WORK TO BE COMPLETED: Give the number of lines in this listing that contain the word "Στουρνάρας", and nothing else.

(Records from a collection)
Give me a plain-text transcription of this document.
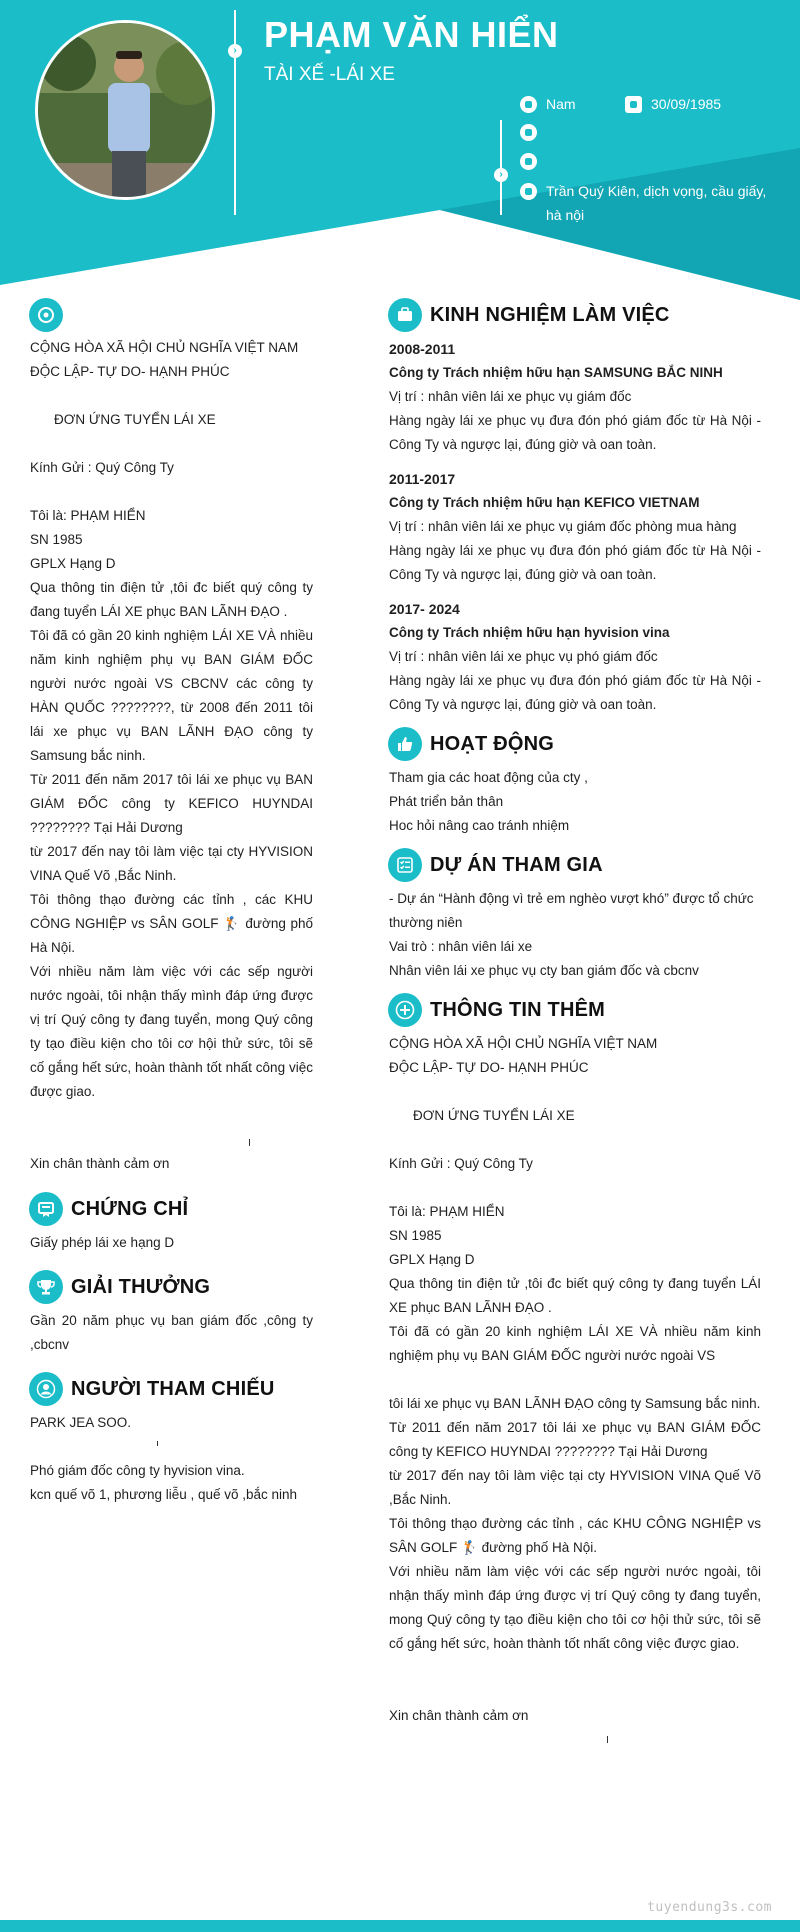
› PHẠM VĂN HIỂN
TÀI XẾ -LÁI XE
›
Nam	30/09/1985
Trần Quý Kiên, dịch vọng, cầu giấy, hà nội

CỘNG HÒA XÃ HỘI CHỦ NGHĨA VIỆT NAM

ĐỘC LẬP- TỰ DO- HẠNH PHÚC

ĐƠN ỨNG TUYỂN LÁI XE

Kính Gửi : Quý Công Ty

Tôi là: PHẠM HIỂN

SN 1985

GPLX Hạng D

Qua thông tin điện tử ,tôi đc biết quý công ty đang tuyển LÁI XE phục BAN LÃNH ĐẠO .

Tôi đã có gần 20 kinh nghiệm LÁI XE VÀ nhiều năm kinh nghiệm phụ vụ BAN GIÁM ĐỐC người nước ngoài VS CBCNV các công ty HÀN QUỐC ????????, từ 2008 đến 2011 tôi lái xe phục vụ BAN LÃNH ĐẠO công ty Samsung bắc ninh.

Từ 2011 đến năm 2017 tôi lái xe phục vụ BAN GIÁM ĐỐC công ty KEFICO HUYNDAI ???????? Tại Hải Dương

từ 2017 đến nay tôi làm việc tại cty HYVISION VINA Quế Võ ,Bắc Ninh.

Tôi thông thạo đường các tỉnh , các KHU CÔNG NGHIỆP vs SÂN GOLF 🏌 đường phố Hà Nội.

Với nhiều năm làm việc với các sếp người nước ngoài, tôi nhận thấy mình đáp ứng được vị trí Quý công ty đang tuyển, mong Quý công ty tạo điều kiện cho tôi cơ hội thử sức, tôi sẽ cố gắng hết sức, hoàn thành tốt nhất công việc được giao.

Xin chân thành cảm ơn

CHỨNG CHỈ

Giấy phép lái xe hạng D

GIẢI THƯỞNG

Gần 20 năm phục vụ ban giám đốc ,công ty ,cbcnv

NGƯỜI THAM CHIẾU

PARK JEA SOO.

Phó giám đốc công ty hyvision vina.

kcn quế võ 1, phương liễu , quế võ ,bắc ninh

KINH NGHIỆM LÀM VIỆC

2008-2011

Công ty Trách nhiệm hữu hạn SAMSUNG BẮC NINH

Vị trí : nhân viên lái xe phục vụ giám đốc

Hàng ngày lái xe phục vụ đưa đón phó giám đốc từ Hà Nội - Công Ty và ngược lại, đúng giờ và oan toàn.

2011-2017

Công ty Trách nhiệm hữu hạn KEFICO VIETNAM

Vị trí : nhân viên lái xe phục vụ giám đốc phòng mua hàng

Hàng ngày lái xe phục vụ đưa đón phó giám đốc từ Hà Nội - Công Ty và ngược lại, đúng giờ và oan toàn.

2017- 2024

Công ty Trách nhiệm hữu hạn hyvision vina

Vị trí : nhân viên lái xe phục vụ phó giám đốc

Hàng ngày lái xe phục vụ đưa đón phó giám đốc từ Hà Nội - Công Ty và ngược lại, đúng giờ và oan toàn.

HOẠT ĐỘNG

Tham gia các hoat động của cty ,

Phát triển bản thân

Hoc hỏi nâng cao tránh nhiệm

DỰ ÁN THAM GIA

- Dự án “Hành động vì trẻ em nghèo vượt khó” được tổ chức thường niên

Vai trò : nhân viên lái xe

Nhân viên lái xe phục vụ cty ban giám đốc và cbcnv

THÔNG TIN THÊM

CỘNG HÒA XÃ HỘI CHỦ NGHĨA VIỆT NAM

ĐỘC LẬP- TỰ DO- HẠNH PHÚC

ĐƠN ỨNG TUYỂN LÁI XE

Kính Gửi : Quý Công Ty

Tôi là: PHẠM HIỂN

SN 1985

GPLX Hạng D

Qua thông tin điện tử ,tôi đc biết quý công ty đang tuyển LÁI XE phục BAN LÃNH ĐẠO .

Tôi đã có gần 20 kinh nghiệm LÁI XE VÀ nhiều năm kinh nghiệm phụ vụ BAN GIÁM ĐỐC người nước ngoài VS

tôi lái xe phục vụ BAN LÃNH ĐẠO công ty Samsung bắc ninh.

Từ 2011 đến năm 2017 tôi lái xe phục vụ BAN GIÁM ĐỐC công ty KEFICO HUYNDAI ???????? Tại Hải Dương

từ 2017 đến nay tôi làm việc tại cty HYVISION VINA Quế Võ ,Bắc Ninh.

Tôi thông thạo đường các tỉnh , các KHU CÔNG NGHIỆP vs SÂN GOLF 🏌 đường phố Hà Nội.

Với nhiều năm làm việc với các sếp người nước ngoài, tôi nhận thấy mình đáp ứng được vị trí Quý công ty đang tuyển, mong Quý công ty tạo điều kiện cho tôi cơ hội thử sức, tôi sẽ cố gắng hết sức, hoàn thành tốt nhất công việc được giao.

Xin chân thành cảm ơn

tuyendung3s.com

--

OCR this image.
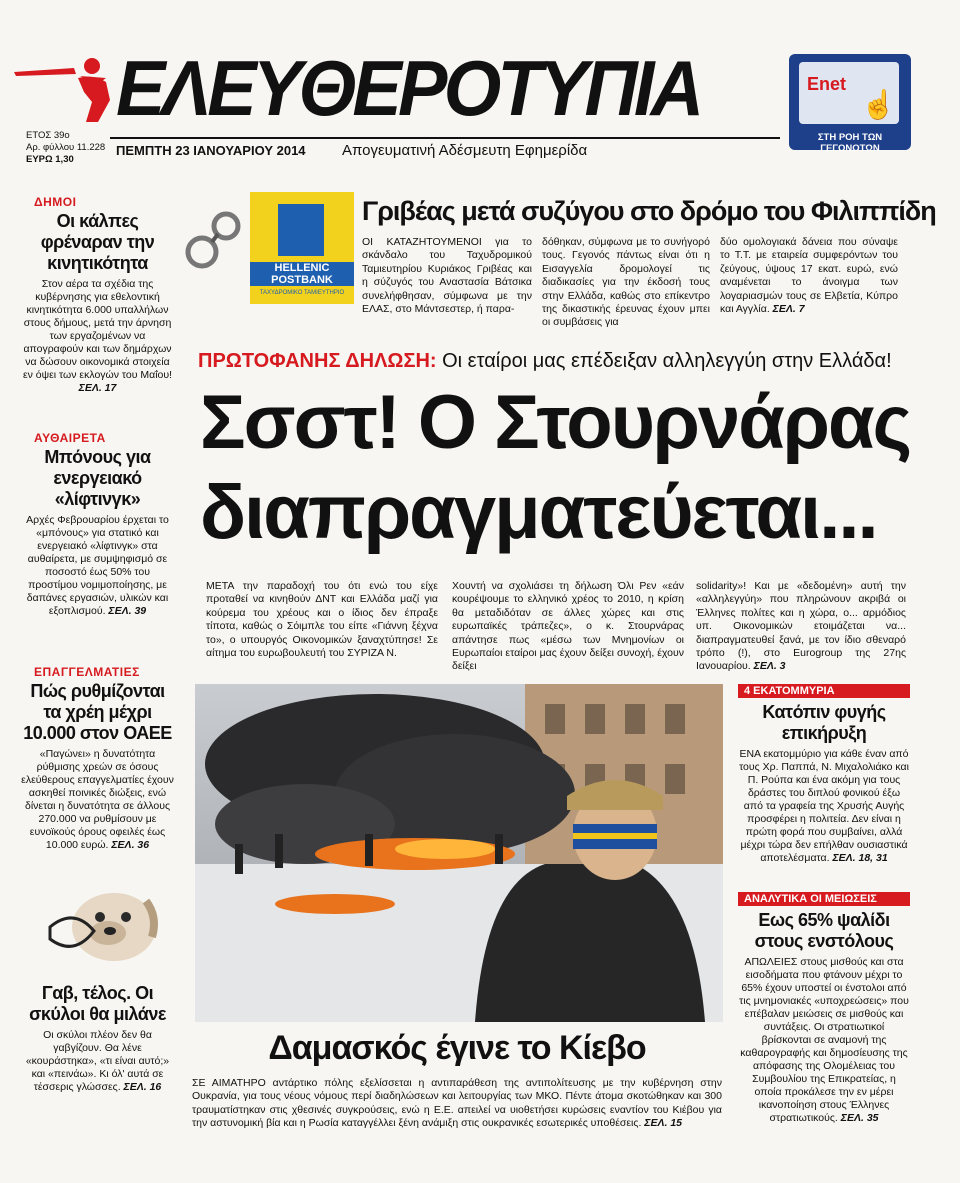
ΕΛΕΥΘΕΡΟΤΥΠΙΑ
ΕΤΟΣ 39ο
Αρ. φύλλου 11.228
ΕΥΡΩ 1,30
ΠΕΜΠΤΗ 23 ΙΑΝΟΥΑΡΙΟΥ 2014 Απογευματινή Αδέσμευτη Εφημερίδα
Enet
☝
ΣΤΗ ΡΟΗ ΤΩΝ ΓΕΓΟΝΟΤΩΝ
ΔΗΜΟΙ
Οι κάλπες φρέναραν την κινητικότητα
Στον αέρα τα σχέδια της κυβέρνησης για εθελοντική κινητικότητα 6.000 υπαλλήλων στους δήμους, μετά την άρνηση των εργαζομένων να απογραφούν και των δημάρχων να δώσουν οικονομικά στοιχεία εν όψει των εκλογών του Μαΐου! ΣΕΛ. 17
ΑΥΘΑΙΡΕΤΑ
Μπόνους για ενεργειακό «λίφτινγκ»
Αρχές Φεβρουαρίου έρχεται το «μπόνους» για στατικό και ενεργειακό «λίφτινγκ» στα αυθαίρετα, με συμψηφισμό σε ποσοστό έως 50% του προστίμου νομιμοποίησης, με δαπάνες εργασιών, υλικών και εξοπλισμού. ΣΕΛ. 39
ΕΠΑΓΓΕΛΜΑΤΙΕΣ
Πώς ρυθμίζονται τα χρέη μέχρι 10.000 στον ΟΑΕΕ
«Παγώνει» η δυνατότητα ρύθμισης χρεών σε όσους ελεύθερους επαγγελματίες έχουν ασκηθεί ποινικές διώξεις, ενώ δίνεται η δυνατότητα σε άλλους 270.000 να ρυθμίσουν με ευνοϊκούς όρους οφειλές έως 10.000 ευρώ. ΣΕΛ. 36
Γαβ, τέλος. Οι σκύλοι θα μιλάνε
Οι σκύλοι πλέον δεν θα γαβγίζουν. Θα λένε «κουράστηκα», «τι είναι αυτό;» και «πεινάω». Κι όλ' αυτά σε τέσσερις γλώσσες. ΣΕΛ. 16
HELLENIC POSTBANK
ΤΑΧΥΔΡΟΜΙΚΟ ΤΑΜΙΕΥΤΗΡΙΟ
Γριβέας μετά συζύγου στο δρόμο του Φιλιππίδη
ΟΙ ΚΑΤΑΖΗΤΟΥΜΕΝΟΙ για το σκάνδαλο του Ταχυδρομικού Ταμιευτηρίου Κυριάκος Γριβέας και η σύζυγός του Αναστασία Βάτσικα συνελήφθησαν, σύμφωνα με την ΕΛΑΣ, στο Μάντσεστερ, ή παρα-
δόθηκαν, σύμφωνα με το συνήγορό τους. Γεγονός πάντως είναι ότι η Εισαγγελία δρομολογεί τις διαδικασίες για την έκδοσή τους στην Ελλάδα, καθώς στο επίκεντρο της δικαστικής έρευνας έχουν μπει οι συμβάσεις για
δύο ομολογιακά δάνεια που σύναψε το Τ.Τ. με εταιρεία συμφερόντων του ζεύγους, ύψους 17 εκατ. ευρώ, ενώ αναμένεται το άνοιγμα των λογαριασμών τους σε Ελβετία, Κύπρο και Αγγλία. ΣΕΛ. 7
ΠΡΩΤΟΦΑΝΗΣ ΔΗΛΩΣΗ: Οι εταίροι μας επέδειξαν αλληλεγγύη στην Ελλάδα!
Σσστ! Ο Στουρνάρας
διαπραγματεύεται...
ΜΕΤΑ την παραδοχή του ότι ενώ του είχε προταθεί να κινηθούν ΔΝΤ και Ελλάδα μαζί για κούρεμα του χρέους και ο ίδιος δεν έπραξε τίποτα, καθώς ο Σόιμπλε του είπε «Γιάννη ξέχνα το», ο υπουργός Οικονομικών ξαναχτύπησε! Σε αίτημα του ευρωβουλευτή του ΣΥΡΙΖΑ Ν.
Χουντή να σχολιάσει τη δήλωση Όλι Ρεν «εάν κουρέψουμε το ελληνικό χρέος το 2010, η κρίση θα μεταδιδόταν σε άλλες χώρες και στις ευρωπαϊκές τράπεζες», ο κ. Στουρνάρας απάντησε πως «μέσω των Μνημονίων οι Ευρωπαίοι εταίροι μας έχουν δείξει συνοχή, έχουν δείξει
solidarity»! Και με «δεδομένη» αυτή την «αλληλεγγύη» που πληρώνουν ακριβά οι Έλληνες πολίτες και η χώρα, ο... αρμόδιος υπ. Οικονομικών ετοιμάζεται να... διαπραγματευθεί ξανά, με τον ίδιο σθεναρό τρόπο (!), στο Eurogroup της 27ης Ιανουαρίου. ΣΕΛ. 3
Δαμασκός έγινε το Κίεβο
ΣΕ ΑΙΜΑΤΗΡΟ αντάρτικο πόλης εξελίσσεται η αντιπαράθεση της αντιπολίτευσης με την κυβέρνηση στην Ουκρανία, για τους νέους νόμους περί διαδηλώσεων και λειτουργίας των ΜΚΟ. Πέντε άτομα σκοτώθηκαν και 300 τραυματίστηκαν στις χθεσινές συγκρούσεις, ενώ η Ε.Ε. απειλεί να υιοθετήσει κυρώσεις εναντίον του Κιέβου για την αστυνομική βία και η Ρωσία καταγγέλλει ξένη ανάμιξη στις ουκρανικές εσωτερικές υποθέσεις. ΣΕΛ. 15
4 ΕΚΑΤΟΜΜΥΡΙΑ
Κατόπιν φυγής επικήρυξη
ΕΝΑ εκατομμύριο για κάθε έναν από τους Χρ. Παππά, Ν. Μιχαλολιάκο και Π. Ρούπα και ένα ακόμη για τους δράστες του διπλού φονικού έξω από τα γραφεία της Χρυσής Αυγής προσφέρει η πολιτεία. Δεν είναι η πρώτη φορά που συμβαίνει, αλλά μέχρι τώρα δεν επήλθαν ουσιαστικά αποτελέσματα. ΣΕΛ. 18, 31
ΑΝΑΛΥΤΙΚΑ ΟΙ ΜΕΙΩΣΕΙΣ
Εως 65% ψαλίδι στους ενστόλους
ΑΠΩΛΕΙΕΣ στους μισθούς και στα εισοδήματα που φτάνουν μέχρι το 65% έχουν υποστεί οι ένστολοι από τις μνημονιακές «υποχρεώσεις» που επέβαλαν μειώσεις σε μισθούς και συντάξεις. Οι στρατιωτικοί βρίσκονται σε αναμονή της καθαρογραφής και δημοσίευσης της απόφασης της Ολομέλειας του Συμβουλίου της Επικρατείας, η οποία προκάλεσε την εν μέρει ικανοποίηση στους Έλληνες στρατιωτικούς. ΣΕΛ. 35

...

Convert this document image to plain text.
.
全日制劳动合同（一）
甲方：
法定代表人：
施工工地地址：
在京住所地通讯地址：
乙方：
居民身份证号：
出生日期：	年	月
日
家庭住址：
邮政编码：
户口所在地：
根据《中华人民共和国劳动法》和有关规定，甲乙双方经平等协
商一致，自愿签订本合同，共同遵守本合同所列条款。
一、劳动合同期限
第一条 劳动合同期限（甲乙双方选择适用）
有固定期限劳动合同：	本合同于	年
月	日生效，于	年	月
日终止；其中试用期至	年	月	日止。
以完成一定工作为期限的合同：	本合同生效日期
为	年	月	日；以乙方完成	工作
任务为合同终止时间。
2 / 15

RESPONSE: 2